SET TASK →
State how many lines in the listing below include the word "name". Give nothing but the number.

☆ ☆ ☆ ☆

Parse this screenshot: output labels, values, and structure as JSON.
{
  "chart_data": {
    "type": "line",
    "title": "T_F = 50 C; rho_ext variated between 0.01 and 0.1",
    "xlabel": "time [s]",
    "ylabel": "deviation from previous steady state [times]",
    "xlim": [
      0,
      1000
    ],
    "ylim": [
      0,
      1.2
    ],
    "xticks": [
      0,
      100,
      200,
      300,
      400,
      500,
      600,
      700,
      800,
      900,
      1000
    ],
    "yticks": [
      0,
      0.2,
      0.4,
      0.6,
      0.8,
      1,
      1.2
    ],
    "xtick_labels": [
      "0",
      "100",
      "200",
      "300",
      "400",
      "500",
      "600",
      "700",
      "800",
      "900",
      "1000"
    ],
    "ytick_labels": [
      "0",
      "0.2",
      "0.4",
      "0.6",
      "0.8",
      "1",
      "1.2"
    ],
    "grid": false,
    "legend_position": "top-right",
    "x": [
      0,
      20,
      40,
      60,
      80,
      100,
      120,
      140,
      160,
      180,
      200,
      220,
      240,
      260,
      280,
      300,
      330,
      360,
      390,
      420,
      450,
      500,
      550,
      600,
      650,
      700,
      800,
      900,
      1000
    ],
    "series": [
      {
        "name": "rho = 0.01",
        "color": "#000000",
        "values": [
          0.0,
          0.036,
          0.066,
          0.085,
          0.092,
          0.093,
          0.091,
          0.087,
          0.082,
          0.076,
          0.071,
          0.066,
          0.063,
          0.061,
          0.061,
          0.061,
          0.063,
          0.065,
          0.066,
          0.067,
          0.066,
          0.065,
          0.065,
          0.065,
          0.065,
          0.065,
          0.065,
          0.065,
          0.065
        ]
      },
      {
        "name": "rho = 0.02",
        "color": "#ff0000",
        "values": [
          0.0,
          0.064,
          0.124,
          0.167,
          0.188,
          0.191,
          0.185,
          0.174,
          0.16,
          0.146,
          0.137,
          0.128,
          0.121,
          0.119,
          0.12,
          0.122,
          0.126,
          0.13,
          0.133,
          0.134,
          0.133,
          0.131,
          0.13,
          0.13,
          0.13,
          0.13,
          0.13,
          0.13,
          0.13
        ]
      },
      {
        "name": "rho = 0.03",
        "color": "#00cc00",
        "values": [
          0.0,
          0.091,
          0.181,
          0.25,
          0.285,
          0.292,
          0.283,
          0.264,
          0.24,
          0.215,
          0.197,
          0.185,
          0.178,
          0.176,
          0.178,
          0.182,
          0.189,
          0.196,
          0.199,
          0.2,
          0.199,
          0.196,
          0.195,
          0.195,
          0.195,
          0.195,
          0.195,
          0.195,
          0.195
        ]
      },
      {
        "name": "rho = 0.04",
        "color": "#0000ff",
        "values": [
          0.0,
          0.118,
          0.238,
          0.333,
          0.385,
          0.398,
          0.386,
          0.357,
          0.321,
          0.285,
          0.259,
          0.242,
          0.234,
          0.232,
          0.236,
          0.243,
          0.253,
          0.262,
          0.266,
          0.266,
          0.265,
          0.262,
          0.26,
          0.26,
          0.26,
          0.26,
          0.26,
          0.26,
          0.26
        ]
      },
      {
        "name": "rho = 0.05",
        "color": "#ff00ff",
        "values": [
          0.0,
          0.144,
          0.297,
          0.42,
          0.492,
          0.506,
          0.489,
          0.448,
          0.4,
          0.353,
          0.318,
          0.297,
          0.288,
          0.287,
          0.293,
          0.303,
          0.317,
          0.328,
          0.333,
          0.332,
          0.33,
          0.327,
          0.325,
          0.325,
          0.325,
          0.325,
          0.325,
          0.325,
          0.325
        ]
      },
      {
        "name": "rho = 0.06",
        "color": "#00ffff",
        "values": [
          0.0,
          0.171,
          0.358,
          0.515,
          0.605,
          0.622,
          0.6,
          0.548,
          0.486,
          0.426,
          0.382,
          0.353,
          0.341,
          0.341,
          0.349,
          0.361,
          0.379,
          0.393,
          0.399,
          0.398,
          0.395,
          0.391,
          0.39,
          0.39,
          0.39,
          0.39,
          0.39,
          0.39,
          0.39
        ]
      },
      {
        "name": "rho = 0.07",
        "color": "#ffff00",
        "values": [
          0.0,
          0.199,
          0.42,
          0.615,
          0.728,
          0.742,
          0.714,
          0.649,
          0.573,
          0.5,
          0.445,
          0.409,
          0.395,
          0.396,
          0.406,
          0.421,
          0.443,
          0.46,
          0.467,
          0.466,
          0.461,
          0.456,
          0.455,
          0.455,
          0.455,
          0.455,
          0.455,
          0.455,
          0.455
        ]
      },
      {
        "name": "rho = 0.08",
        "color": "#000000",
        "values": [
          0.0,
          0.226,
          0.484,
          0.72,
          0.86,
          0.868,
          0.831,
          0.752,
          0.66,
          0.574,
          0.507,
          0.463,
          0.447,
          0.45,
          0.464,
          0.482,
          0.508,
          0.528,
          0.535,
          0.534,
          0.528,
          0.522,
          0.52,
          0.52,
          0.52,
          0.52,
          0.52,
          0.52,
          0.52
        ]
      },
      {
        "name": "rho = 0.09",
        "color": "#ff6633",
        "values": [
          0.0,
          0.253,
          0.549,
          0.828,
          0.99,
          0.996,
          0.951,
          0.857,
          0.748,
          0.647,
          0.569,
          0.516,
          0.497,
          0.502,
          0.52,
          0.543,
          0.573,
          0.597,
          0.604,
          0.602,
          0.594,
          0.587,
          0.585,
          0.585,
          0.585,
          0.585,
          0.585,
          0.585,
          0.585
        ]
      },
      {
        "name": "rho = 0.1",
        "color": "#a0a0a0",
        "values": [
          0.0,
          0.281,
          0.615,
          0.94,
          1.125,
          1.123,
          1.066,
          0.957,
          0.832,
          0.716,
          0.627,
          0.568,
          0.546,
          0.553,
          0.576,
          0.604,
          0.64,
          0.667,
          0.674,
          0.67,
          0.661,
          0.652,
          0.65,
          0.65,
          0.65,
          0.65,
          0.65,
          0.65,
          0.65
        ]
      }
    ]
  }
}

☆ ☆ ☆ ☆

RESPONSE TO THIS EXERCISE →
10